** START Given entries **
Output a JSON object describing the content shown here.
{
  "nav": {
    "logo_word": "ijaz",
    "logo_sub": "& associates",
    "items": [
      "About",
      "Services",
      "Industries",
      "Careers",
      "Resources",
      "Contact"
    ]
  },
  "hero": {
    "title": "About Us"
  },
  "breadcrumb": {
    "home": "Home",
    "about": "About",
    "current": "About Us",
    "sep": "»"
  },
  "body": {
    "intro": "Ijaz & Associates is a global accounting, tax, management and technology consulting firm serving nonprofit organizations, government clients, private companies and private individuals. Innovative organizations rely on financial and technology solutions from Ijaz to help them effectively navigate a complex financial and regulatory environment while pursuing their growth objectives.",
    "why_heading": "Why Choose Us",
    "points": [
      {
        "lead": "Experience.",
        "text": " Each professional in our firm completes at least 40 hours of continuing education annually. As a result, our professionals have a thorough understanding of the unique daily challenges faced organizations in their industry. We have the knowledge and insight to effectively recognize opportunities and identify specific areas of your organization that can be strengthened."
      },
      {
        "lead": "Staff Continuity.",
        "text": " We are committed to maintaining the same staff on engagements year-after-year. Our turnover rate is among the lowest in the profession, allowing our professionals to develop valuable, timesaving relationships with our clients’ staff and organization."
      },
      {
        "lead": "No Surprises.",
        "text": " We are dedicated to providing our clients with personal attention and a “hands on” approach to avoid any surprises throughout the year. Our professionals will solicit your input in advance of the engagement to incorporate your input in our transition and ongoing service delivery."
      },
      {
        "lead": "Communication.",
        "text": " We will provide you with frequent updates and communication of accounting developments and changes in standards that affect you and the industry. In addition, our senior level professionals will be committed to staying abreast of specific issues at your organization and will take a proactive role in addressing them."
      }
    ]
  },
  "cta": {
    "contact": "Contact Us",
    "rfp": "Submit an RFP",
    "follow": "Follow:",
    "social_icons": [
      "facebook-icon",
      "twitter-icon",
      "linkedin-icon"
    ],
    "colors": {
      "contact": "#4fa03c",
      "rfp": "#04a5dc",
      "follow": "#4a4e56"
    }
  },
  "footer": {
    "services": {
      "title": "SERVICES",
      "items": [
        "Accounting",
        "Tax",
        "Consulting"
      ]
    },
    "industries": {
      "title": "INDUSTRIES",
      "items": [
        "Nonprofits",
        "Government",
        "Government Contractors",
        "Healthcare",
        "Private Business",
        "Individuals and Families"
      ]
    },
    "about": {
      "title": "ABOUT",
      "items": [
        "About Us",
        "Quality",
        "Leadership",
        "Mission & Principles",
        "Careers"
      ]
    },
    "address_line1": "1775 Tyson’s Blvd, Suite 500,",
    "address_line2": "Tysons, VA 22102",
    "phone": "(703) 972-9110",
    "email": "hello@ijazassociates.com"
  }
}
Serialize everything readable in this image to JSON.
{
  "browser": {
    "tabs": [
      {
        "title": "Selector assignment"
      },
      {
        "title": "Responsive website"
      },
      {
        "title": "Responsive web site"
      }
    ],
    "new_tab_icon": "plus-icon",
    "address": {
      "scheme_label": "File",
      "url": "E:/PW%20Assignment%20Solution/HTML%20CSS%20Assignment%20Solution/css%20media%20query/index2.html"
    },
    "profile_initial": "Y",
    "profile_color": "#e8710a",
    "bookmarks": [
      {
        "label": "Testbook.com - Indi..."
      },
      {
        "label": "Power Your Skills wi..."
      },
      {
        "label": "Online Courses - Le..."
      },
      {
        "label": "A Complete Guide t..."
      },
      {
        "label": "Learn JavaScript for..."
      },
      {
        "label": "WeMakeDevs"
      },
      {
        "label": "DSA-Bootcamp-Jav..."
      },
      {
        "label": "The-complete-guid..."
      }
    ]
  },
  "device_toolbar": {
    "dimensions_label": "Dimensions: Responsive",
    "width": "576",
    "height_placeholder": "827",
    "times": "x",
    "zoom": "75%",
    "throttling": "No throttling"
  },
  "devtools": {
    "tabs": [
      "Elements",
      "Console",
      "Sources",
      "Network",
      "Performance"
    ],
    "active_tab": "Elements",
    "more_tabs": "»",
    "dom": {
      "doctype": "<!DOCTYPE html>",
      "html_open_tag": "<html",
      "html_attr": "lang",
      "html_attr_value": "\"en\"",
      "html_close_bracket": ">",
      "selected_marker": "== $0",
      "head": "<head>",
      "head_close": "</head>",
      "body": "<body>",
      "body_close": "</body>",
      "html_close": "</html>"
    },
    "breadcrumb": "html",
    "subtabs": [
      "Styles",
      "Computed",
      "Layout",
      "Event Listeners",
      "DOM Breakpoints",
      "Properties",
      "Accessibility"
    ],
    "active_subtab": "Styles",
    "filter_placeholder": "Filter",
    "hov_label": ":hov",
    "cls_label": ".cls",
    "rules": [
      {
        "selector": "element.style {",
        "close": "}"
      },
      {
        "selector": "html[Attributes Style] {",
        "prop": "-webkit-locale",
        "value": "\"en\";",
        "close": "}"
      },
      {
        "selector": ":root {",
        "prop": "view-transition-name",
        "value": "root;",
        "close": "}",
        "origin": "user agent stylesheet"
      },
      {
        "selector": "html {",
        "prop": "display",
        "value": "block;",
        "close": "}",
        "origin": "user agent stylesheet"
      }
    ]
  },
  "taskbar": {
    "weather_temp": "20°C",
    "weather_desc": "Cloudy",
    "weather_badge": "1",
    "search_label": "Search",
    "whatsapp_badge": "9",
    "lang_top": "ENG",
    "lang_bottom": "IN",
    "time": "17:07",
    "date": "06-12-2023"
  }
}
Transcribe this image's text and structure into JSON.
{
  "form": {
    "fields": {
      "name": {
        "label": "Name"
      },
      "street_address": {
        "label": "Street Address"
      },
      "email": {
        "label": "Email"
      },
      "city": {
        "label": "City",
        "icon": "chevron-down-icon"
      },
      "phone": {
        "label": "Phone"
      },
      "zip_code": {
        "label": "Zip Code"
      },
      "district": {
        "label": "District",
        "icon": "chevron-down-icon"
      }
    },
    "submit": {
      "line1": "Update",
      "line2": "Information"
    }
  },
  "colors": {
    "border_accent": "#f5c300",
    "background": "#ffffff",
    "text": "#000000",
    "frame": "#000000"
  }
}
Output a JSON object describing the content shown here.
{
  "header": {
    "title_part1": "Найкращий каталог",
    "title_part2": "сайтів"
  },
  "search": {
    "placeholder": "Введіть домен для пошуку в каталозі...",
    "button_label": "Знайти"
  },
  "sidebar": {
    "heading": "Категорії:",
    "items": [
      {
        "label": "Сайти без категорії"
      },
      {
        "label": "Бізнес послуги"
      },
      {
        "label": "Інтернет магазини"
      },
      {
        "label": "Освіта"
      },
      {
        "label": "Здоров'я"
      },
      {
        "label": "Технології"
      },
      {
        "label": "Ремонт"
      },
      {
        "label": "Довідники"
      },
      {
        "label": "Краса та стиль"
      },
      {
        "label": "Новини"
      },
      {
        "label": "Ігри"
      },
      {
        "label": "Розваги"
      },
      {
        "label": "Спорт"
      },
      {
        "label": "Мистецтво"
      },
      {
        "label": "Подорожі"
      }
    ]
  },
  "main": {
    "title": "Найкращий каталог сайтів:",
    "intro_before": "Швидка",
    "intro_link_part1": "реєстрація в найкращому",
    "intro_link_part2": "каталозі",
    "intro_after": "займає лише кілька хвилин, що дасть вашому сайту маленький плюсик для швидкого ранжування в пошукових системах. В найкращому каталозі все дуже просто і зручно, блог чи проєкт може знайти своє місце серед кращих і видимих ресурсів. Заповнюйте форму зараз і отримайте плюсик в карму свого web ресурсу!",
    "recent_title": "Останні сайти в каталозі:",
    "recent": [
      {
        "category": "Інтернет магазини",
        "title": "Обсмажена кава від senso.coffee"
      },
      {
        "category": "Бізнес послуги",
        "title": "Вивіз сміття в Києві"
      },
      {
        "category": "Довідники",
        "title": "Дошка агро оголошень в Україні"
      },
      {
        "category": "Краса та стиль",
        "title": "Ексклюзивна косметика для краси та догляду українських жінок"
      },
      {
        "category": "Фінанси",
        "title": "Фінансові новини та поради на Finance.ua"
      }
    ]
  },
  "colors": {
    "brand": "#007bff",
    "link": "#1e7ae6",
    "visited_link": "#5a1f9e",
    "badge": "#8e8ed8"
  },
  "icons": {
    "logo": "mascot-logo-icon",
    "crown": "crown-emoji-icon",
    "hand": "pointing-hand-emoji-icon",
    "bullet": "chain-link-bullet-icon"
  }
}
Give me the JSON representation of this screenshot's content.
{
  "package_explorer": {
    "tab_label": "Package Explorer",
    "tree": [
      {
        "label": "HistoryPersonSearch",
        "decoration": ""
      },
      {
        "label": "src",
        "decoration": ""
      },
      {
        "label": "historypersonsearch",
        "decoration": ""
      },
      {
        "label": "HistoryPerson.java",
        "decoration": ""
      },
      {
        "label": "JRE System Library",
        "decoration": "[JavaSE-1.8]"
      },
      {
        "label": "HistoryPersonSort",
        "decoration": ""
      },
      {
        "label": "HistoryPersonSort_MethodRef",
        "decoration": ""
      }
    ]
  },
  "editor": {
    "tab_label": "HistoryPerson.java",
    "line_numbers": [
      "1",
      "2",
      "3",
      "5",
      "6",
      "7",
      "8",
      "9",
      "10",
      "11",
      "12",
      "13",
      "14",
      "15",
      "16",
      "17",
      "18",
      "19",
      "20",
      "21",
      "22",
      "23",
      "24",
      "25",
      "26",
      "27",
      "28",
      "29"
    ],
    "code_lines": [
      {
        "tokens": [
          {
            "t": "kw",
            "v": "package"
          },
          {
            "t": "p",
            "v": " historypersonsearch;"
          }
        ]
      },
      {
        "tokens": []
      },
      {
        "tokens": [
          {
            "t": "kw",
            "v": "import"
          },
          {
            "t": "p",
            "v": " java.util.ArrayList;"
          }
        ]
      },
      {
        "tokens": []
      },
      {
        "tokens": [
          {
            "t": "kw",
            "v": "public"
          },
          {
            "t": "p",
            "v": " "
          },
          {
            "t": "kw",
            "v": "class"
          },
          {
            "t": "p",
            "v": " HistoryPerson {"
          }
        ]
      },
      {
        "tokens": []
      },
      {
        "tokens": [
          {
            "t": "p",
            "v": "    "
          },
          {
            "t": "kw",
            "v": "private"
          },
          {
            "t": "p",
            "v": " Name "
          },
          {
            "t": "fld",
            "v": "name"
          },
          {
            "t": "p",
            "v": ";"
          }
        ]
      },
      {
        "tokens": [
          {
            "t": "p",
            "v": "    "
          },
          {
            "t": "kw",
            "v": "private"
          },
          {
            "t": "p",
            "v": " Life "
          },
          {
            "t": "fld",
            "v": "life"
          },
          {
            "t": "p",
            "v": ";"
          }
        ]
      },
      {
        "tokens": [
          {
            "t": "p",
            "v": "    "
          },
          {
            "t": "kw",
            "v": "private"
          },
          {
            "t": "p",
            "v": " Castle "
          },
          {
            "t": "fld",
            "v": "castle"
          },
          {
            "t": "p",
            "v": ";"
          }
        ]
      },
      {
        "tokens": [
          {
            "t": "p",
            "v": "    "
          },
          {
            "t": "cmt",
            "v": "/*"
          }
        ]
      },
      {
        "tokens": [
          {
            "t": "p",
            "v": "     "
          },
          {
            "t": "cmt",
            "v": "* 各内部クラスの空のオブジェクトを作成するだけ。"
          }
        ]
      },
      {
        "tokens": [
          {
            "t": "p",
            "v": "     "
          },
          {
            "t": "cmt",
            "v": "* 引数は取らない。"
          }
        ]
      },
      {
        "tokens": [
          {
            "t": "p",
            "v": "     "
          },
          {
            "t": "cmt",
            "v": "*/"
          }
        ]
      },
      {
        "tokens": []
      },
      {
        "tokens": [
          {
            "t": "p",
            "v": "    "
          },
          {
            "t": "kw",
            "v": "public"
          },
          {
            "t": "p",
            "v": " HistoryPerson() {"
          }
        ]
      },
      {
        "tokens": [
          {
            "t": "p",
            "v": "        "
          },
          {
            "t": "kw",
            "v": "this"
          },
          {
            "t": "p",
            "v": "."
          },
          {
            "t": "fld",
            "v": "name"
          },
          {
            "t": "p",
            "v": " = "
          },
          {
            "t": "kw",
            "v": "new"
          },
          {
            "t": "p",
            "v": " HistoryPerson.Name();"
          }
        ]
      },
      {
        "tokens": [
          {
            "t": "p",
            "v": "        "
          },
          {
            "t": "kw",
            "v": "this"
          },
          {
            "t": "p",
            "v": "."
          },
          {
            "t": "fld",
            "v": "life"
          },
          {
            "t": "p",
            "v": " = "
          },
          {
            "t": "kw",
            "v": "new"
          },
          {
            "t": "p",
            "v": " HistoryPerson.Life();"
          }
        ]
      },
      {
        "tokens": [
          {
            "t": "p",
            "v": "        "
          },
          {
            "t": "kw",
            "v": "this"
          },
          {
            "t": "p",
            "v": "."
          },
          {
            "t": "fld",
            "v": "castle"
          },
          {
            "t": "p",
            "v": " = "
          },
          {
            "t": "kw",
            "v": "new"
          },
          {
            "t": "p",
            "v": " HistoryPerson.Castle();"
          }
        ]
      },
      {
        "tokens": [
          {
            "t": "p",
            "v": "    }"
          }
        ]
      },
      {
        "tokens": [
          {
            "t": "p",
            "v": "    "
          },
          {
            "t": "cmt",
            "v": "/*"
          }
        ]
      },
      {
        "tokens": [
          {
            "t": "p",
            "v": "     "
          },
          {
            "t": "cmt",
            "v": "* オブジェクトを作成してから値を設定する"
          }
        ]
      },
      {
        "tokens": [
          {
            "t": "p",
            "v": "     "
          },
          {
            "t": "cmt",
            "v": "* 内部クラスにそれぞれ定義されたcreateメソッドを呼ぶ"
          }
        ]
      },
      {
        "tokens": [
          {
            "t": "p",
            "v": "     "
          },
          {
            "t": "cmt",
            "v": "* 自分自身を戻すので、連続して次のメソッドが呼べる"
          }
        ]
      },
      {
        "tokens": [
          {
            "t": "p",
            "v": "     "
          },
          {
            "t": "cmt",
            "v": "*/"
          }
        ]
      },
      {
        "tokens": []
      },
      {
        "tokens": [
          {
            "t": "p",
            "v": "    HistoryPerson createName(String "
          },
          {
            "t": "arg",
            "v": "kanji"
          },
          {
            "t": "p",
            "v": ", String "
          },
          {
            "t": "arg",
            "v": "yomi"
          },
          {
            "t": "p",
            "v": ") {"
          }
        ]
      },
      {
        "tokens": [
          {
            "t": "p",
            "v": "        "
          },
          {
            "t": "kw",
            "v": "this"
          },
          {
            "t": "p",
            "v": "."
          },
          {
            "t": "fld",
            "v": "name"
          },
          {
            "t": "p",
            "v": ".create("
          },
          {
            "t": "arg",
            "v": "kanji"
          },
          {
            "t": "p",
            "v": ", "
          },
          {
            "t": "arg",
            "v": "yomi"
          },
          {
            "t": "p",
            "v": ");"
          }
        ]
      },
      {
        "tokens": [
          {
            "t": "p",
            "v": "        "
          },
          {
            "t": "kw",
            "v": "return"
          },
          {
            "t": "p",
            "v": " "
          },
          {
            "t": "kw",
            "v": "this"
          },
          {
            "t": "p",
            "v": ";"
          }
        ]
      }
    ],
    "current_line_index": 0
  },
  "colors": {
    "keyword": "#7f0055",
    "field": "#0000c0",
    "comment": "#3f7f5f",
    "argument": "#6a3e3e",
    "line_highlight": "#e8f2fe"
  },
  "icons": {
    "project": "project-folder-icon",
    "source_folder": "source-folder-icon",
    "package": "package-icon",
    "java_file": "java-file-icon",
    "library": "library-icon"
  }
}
** END Given entries **
[Instructions for the task]:
Gather all lines with the string "text" from the data.

[Exercise result]:
        "text": " Each professional in our firm completes at least 40 hours of continuing education annually. As a result, our professionals have a thorough understanding of the unique daily challenges faced organizations in their industry. We have the knowledge and insight to effectively recognize opportunities and identify specific areas of your organization that can be strengthened."
        "text": " We are committed to maintaining the same staff on engagements year-after-year. Our turnover rate is among the lowest in the profession, allowing our professionals to develop valuable, timesaving relationships with our clients’ staff and organization."
        "text": " We are dedicated to providing our clients with personal attention and a “hands on” approach to avoid any surprises throughout the year. Our professionals will solicit your input in advance of the engagement to incorporate your input in our transition and ongoing service delivery."
        "text": " We will provide you with frequent updates and communication of accounting developments and changes in standards that affect you and the industry. In addition, our senior level professionals will be committed to staying abreast of specific issues at your organization and will take a proactive role in addressing them."
Transcribe this image's text and structure into JSON.
    "text": "#000000",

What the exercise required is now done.